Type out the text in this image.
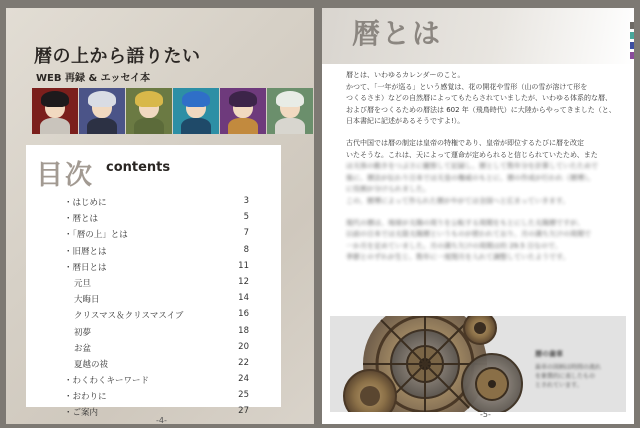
暦の上から語りたい
WEB 再録 & エッセイ本
目次 contents
・はじめに	3
・暦とは	5
・「暦の上」とは	7
・旧暦とは	8
・暦日とは	11
元旦	12
大晦日	14
クリスマス＆クリスマスイブ	16
初夢	18
お盆	20
夏越の祓	22
・わくわくキーワード	24
・おわりに	25
・ご案内	27
-4-
暦とは

暦とは、いわゆるカレンダーのこと。
かつて、「一年が巡る」という感覚は、花の開花や雪形（山の雪が溶けて形を
つくるさま）などの自然暦によってもたらされていましたが、いわゆる体系的な暦、
および暦をつくるための暦法は 602 年（飛鳥時代）に大陸からやってきました（と、
日本書紀に記述があるそうですよ!）。

古代中国では暦の制定は皇帝の特権であり、皇帝が即位するたびに暦を改定
いたそうな。これは、天によって運命が定められると信じられていたため、また
は天体の動きをつぶさに観察して記録し、暦として数年分を計算していたためで
後に、暦法が伝わり日本では天皇の権威のもとに、暦の作成が行われ（暦博）。
に役割が分けられました。
この、暦博によって作られた暦がやがては全国へと広まっていきます。

現代の暦は、地球が太陽の周りを公転する周期をもとにした太陽暦ですが、
以前の日本では太陰太陽暦というものが使われており、月の満ち欠けの周期で
一か月を定めていました。月の満ち欠けの周期は約 29.5 日なので、
季節とのずれが生じ、数年に一度閏月を入れて調整していたようです。

暦の歯車
歯車の図柄は時間の流れ
を象徴的に表したもの
とされています。

-5-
══════════════════════════════
**Written task**. Copy everything in the records above except the pictures, exactly as written.

**Task output**.
Type out the text in this image.
暦の上から語りたい
WEB 再録 & エッセイ本
目次 contents
・はじめに	3
・暦とは	5
・「暦の上」とは	7
・旧暦とは	8
・暦日とは	11
元旦	12
大晦日	14
クリスマス＆クリスマスイブ	16
初夢	18
お盆	20
夏越の祓	22
・わくわくキーワード	24
・おわりに	25
・ご案内	27
-4-
暦とは

暦とは、いわゆるカレンダーのこと。
かつて、「一年が巡る」という感覚は、花の開花や雪形（山の雪が溶けて形を
つくるさま）などの自然暦によってもたらされていましたが、いわゆる体系的な暦、
および暦をつくるための暦法は 602 年（飛鳥時代）に大陸からやってきました（と、
日本書紀に記述があるそうですよ!）。

古代中国では暦の制定は皇帝の特権であり、皇帝が即位するたびに暦を改定
いたそうな。これは、天によって運命が定められると信じられていたため、また
は天体の動きをつぶさに観察して記録し、暦として数年分を計算していたためで
後に、暦法が伝わり日本では天皇の権威のもとに、暦の作成が行われ（暦博）。
に役割が分けられました。
この、暦博によって作られた暦がやがては全国へと広まっていきます。

現代の暦は、地球が太陽の周りを公転する周期をもとにした太陽暦ですが、
以前の日本では太陰太陽暦というものが使われており、月の満ち欠けの周期で
一か月を定めていました。月の満ち欠けの周期は約 29.5 日なので、
季節とのずれが生じ、数年に一度閏月を入れて調整していたようです。

暦の歯車
歯車の図柄は時間の流れ
を象徴的に表したもの
とされています。

-5-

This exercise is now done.